Figure content listings
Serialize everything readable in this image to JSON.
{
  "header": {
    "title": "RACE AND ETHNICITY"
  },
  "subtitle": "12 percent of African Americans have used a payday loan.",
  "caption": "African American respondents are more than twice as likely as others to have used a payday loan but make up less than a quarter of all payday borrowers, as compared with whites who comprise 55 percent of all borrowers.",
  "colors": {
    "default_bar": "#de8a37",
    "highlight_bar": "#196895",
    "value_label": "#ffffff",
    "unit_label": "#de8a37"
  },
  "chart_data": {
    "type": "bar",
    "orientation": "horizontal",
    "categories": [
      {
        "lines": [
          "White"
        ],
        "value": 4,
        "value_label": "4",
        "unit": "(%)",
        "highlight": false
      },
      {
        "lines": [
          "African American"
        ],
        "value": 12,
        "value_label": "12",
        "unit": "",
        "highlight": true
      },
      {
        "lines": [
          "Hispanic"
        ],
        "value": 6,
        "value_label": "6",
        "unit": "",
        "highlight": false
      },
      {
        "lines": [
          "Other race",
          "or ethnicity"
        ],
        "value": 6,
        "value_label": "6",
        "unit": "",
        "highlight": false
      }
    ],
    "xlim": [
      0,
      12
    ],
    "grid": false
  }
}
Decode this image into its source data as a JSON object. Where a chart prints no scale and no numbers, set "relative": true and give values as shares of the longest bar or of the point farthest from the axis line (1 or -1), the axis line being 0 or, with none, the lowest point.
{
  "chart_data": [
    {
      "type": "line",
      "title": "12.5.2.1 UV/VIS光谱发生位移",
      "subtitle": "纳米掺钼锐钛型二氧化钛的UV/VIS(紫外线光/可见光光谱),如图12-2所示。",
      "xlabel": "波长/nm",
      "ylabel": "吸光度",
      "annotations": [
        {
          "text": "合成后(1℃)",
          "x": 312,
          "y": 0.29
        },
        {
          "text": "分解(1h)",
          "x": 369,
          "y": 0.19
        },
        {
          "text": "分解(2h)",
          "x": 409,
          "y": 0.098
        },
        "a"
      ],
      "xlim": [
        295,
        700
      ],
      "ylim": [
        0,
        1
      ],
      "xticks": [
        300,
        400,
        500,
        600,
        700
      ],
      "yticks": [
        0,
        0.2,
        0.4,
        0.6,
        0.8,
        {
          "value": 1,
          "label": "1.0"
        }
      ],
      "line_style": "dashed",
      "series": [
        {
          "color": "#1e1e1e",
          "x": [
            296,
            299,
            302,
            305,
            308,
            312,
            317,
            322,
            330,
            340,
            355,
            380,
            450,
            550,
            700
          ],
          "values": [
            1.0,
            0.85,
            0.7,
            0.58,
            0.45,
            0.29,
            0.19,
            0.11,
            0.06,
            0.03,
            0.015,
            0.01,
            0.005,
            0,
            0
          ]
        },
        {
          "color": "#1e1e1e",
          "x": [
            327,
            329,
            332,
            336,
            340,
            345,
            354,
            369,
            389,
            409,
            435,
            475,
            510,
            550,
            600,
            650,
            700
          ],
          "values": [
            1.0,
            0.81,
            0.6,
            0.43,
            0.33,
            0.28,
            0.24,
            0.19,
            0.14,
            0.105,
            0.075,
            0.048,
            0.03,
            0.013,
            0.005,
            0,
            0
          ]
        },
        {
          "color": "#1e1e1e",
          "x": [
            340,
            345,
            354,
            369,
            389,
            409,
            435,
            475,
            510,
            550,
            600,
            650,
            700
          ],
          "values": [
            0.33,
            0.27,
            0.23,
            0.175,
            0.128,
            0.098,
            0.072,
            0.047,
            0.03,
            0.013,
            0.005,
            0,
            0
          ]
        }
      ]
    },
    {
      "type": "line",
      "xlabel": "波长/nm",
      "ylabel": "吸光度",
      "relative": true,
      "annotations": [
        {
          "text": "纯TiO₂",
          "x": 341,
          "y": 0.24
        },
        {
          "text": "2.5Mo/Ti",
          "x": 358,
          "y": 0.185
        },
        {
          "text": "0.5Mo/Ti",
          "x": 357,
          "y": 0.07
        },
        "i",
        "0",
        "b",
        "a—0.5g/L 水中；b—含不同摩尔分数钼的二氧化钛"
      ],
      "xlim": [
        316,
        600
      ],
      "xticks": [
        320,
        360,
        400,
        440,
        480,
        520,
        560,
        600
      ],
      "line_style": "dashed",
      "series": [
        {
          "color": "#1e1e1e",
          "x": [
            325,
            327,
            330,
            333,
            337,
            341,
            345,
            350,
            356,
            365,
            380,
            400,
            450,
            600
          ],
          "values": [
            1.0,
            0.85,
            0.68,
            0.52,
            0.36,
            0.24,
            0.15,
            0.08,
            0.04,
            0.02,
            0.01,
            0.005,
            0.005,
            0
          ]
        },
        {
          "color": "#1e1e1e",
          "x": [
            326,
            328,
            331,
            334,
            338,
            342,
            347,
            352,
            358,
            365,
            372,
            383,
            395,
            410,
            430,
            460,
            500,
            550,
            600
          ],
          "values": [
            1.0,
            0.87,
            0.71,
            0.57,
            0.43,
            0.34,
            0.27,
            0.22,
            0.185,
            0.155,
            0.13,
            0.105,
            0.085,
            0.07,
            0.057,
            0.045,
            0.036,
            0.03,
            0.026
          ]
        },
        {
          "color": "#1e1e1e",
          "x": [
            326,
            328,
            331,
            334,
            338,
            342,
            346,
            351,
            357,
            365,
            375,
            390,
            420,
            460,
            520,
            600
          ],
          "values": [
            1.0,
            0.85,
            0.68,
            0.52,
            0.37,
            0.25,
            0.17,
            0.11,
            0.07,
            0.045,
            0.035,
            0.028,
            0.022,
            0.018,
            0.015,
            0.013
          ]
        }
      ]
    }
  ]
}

### Problem requirements
Locate the lines above that contain "percent" and copy them.

### Task output
  "subtitle": "12 percent of African Americans have used a payday loan.",
  "caption": "African American respondents are more than twice as likely as others to have used a payday loan but make up less than a quarter of all payday borrowers, as compared with whites who comprise 55 percent of all borrowers.",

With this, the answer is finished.